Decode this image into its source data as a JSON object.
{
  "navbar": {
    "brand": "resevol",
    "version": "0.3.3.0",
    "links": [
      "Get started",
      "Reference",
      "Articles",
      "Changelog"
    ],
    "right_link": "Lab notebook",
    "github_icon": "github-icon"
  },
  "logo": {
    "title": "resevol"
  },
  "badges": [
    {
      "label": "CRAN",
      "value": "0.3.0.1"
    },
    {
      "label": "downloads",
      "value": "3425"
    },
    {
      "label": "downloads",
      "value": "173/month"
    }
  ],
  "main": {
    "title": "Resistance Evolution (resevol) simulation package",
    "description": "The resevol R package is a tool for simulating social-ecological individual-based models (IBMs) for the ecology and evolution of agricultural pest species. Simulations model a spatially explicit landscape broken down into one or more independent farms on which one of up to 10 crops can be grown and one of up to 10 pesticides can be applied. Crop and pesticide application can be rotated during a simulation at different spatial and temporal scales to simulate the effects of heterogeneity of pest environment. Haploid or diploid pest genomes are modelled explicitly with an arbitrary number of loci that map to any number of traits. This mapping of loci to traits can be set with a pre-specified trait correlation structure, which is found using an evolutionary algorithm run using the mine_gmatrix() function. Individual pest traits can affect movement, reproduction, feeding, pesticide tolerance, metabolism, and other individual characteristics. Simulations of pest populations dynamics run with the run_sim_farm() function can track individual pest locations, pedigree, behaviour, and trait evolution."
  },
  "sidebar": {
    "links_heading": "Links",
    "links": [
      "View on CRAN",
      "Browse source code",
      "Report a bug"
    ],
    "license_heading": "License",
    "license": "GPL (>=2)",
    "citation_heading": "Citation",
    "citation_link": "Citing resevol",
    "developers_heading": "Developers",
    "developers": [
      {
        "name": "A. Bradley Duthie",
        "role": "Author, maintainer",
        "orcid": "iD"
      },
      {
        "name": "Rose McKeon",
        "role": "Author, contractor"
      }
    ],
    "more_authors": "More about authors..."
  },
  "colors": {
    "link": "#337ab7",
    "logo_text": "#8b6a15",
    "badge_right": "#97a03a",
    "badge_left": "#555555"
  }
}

□ □ □

INSTRUCTIONS FOR THE TASK: From the data above, give every line again exactly as it appears.

THE COMPLETED TASK:
Decode this image into its source data as a JSON object.
{
  "navbar": {
    "brand": "resevol",
    "version": "0.3.3.0",
    "links": [
      "Get started",
      "Reference",
      "Articles",
      "Changelog"
    ],
    "right_link": "Lab notebook",
    "github_icon": "github-icon"
  },
  "logo": {
    "title": "resevol"
  },
  "badges": [
    {
      "label": "CRAN",
      "value": "0.3.0.1"
    },
    {
      "label": "downloads",
      "value": "3425"
    },
    {
      "label": "downloads",
      "value": "173/month"
    }
  ],
  "main": {
    "title": "Resistance Evolution (resevol) simulation package",
    "description": "The resevol R package is a tool for simulating social-ecological individual-based models (IBMs) for the ecology and evolution of agricultural pest species. Simulations model a spatially explicit landscape broken down into one or more independent farms on which one of up to 10 crops can be grown and one of up to 10 pesticides can be applied. Crop and pesticide application can be rotated during a simulation at different spatial and temporal scales to simulate the effects of heterogeneity of pest environment. Haploid or diploid pest genomes are modelled explicitly with an arbitrary number of loci that map to any number of traits. This mapping of loci to traits can be set with a pre-specified trait correlation structure, which is found using an evolutionary algorithm run using the mine_gmatrix() function. Individual pest traits can affect movement, reproduction, feeding, pesticide tolerance, metabolism, and other individual characteristics. Simulations of pest populations dynamics run with the run_sim_farm() function can track individual pest locations, pedigree, behaviour, and trait evolution."
  },
  "sidebar": {
    "links_heading": "Links",
    "links": [
      "View on CRAN",
      "Browse source code",
      "Report a bug"
    ],
    "license_heading": "License",
    "license": "GPL (>=2)",
    "citation_heading": "Citation",
    "citation_link": "Citing resevol",
    "developers_heading": "Developers",
    "developers": [
      {
        "name": "A. Bradley Duthie",
        "role": "Author, maintainer",
        "orcid": "iD"
      },
      {
        "name": "Rose McKeon",
        "role": "Author, contractor"
      }
    ],
    "more_authors": "More about authors..."
  },
  "colors": {
    "link": "#337ab7",
    "logo_text": "#8b6a15",
    "badge_right": "#97a03a",
    "badge_left": "#555555"
  }
}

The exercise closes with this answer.